- [Written task]
Output the material below unchanged, apart from leaving out the pictures.
------ Material to process ------
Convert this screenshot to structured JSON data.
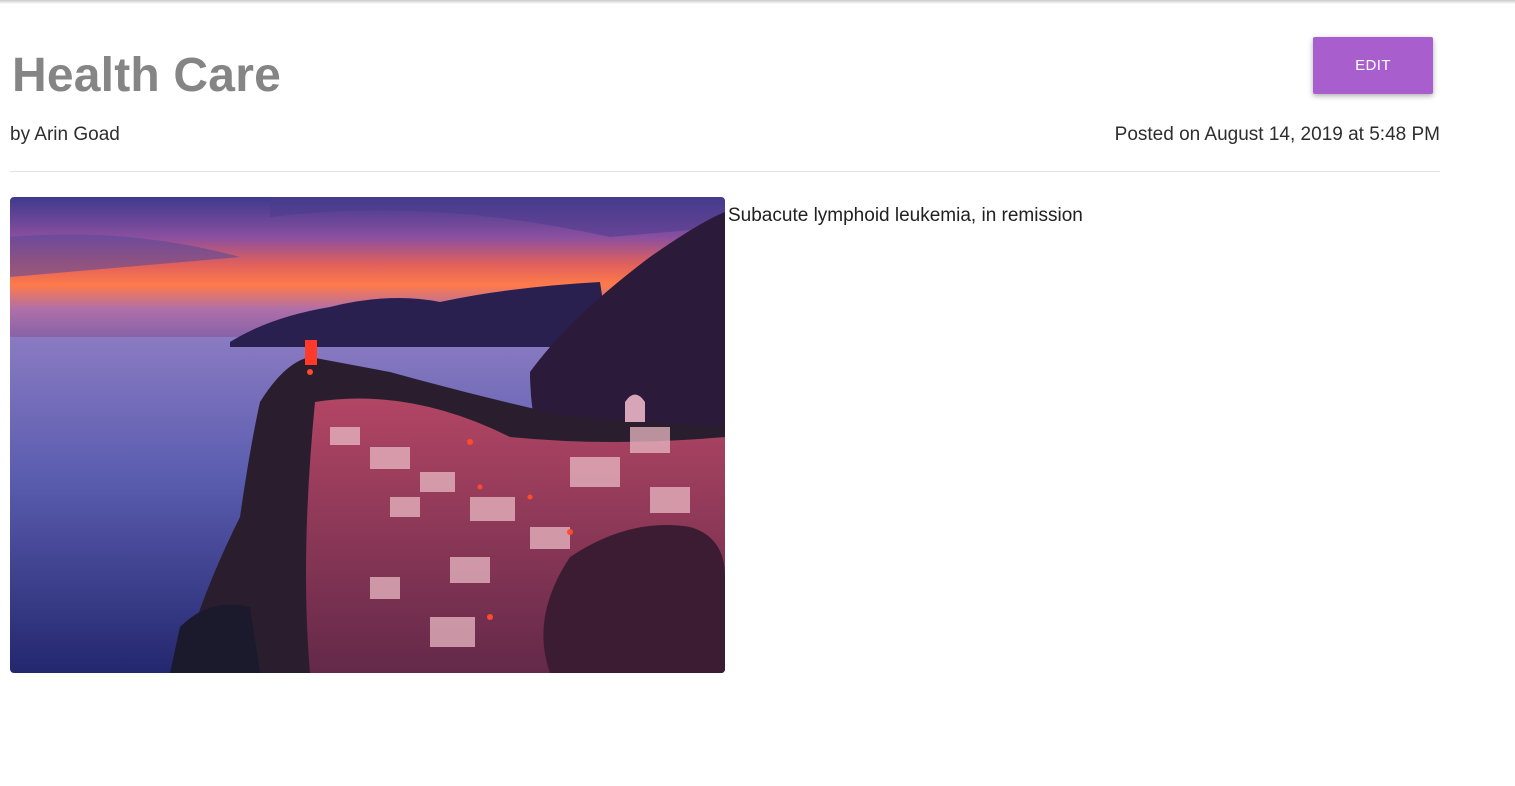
{
  "post": {
    "title": "Health Care",
    "author": "by Arin Goad",
    "posted": "Posted on August 14, 2019 at 5:48 PM",
    "body": "Subacute lymphoid leukemia, in remission",
    "image": "coastal-village-sunset-photo"
  },
  "actions": {
    "edit_label": "EDIT"
  },
  "colors": {
    "accent": "#a85fcd",
    "title": "#858585"
  }
}
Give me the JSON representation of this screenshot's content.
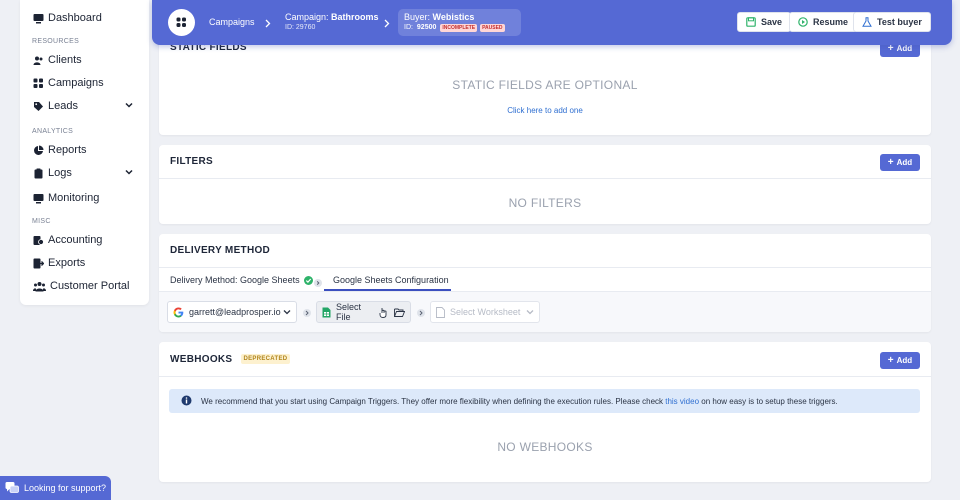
{
  "sidebar": {
    "top_item": "Dashboard",
    "section_resources": "RESOURCES",
    "section_analytics": "ANALYTICS",
    "section_misc": "MISC",
    "items": {
      "clients": "Clients",
      "campaigns": "Campaigns",
      "leads": "Leads",
      "reports": "Reports",
      "logs": "Logs",
      "monitoring": "Monitoring",
      "accounting": "Accounting",
      "exports": "Exports",
      "customer_portal": "Customer Portal"
    }
  },
  "header": {
    "crumb_campaigns": "Campaigns",
    "campaign_prefix": "Campaign:",
    "campaign_name": "Bathrooms",
    "campaign_id": "ID: 29760",
    "buyer_prefix": "Buyer:",
    "buyer_name": "Webistics",
    "buyer_id_label": "ID:",
    "buyer_id": "92500",
    "badge_incomplete": "INCOMPLETE",
    "badge_paused": "PAUSED",
    "save_label": "Save",
    "resume_label": "Resume",
    "test_buyer_label": "Test buyer"
  },
  "static_fields": {
    "title": "STATIC FIELDS",
    "add_label": "Add",
    "empty": "STATIC FIELDS ARE OPTIONAL",
    "link": "Click here to add one"
  },
  "filters": {
    "title": "FILTERS",
    "add_label": "Add",
    "empty": "NO FILTERS"
  },
  "delivery": {
    "title": "DELIVERY METHOD",
    "tab1": "Delivery Method: Google Sheets",
    "tab2": "Google Sheets Configuration",
    "account": "garrett@leadprosper.io",
    "select_file": "Select File",
    "select_worksheet": "Select Worksheet"
  },
  "webhooks": {
    "title": "WEBHOOKS",
    "badge": "DEPRECATED",
    "add_label": "Add",
    "info_text_1": "We recommend that you start using Campaign Triggers. They offer more flexibility when defining the execution rules. Please check ",
    "info_link": "this video",
    "info_text_2": " on how easy is to setup these triggers.",
    "empty": "NO WEBHOOKS"
  },
  "support": {
    "label": "Looking for support?"
  },
  "colors": {
    "accent": "#5569d4",
    "success": "#2fb36a",
    "link": "#2f6fd1"
  }
}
------
- [Answer]
Convert this screenshot to structured JSON data.
{
  "post": {
    "title": "Health Care",
    "author": "by Arin Goad",
    "posted": "Posted on August 14, 2019 at 5:48 PM",
    "body": "Subacute lymphoid leukemia, in remission",
    "image": "coastal-village-sunset-photo"
  },
  "actions": {
    "edit_label": "EDIT"
  },
  "colors": {
    "accent": "#a85fcd",
    "title": "#858585"
  }
}
Give me the JSON representation of this screenshot's content.
{
  "sidebar": {
    "top_item": "Dashboard",
    "section_resources": "RESOURCES",
    "section_analytics": "ANALYTICS",
    "section_misc": "MISC",
    "items": {
      "clients": "Clients",
      "campaigns": "Campaigns",
      "leads": "Leads",
      "reports": "Reports",
      "logs": "Logs",
      "monitoring": "Monitoring",
      "accounting": "Accounting",
      "exports": "Exports",
      "customer_portal": "Customer Portal"
    }
  },
  "header": {
    "crumb_campaigns": "Campaigns",
    "campaign_prefix": "Campaign:",
    "campaign_name": "Bathrooms",
    "campaign_id": "ID: 29760",
    "buyer_prefix": "Buyer:",
    "buyer_name": "Webistics",
    "buyer_id_label": "ID:",
    "buyer_id": "92500",
    "badge_incomplete": "INCOMPLETE",
    "badge_paused": "PAUSED",
    "save_label": "Save",
    "resume_label": "Resume",
    "test_buyer_label": "Test buyer"
  },
  "static_fields": {
    "title": "STATIC FIELDS",
    "add_label": "Add",
    "empty": "STATIC FIELDS ARE OPTIONAL",
    "link": "Click here to add one"
  },
  "filters": {
    "title": "FILTERS",
    "add_label": "Add",
    "empty": "NO FILTERS"
  },
  "delivery": {
    "title": "DELIVERY METHOD",
    "tab1": "Delivery Method: Google Sheets",
    "tab2": "Google Sheets Configuration",
    "account": "garrett@leadprosper.io",
    "select_file": "Select File",
    "select_worksheet": "Select Worksheet"
  },
  "webhooks": {
    "title": "WEBHOOKS",
    "badge": "DEPRECATED",
    "add_label": "Add",
    "info_text_1": "We recommend that you start using Campaign Triggers. They offer more flexibility when defining the execution rules. Please check ",
    "info_link": "this video",
    "info_text_2": " on how easy is to setup these triggers.",
    "empty": "NO WEBHOOKS"
  },
  "support": {
    "label": "Looking for support?"
  },
  "colors": {
    "accent": "#5569d4",
    "success": "#2fb36a",
    "link": "#2f6fd1"
  }
}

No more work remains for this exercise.